Aim:
Extract, character for character, the stretch of entries from the line containing "section-title: キャンセル bbox=[491, 1198, 627, 1231]" through the line containing "status-cell: Paid bbox=[1178, 878, 1231, 908]", including both of those lines. Reproduce only these lines.

Material to process:
○ ○ ○ ○ ○ ○ ○

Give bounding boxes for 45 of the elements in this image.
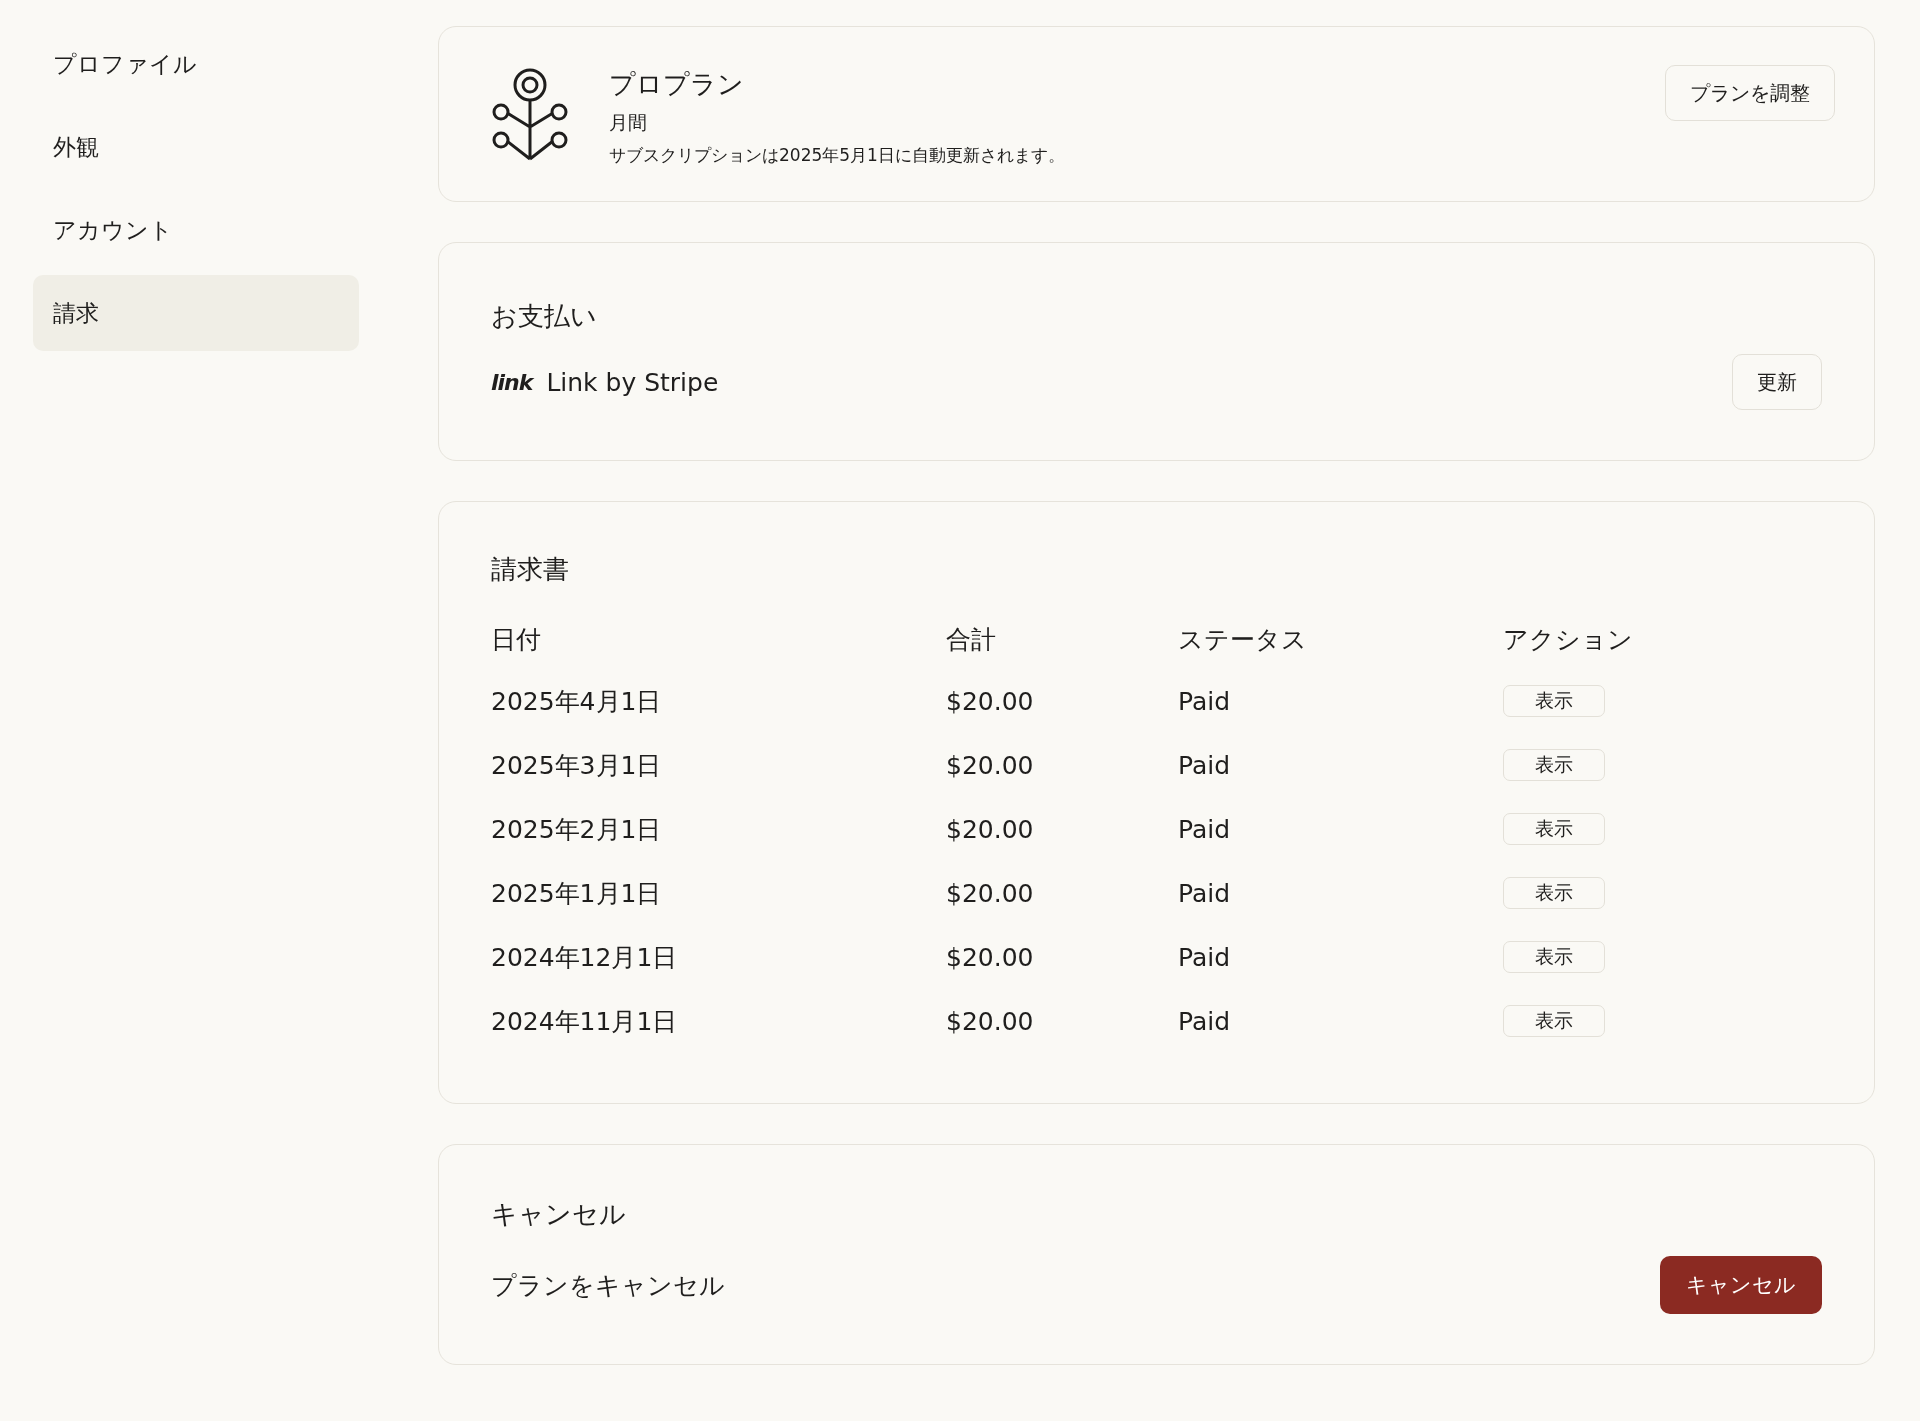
section-title: キャンセル bbox=[491, 1198, 627, 1231]
sidebar-item[interactable]: アカウント bbox=[33, 192, 359, 268]
date-cell-text: 2025年3月1日 bbox=[491, 749, 662, 782]
status-cell: Paid bbox=[1178, 750, 1231, 780]
cancel-plan-label: プランをキャンセル bbox=[491, 1269, 726, 1302]
status-cell: Paid bbox=[1178, 878, 1231, 908]
status-cell: Paid bbox=[1178, 686, 1231, 716]
status-cell: Paid bbox=[1178, 814, 1231, 844]
sidebar-item[interactable]: 外観 bbox=[33, 109, 359, 185]
section-title: 請求書 bbox=[491, 553, 570, 586]
renewal-notice: サブスクリプションは2025年5月1日に自動更新されます。 bbox=[609, 144, 1066, 167]
view-button[interactable]: 表示 bbox=[1503, 941, 1605, 973]
flower-icon bbox=[491, 67, 569, 163]
link-logo: link bbox=[491, 369, 533, 395]
view-button[interactable]: 表示 bbox=[1503, 749, 1605, 781]
view-button[interactable]: 表示 bbox=[1503, 1005, 1605, 1037]
total-cell: $20.00 bbox=[946, 750, 1034, 780]
total-cell: $20.00 bbox=[946, 878, 1034, 908]
column-header: アクション bbox=[1503, 623, 1633, 656]
section-title: お支払い bbox=[491, 300, 598, 333]
view-button[interactable]: 表示 bbox=[1503, 877, 1605, 909]
sidebar-item[interactable]: 請求 bbox=[33, 275, 359, 351]
status-cell: Paid bbox=[1178, 942, 1231, 972]
date-cell-text: 2024年12月1日 bbox=[491, 941, 678, 974]
cancel-button[interactable]: キャンセル bbox=[1660, 1256, 1822, 1314]
column-header: 日付 bbox=[491, 623, 541, 656]
view-button[interactable]: 表示 bbox=[1503, 685, 1605, 717]
date-cell-text: 2025年4月1日 bbox=[491, 685, 662, 718]
total-cell: $20.00 bbox=[946, 814, 1034, 844]
total-cell: $20.00 bbox=[946, 1006, 1034, 1036]
date-cell-text: 2025年2月1日 bbox=[491, 813, 662, 846]
update-button[interactable]: 更新 bbox=[1732, 354, 1822, 410]
view-button[interactable]: 表示 bbox=[1503, 813, 1605, 845]
adjust-plan-button[interactable]: プランを調整 bbox=[1665, 65, 1835, 121]
billing-cycle: 月間 bbox=[609, 110, 648, 135]
payment-method: Link by Stripe bbox=[546, 367, 720, 397]
column-header: 合計 bbox=[946, 623, 996, 656]
status-cell: Paid bbox=[1178, 1006, 1231, 1036]
total-cell: $20.00 bbox=[946, 686, 1034, 716]
total-cell: $20.00 bbox=[946, 942, 1034, 972]
plan-name: プロプラン bbox=[609, 68, 745, 101]
date-cell-text: 2024年11月1日 bbox=[491, 1005, 678, 1038]
column-header: ステータス bbox=[1178, 623, 1307, 656]
sidebar-item[interactable]: プロファイル bbox=[33, 26, 359, 102]
date-cell-text: 2025年1月1日 bbox=[491, 877, 662, 910]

○ ○ ○ ○ ○ ○ ○

Answer below:
section-title: キャンセル bbox=[491, 1198, 627, 1231]
sidebar-item[interactable]: アカウント bbox=[33, 192, 359, 268]
date-cell-text: 2025年3月1日 bbox=[491, 749, 662, 782]
status-cell: Paid bbox=[1178, 750, 1231, 780]
cancel-plan-label: プランをキャンセル bbox=[491, 1269, 726, 1302]
status-cell: Paid bbox=[1178, 878, 1231, 908]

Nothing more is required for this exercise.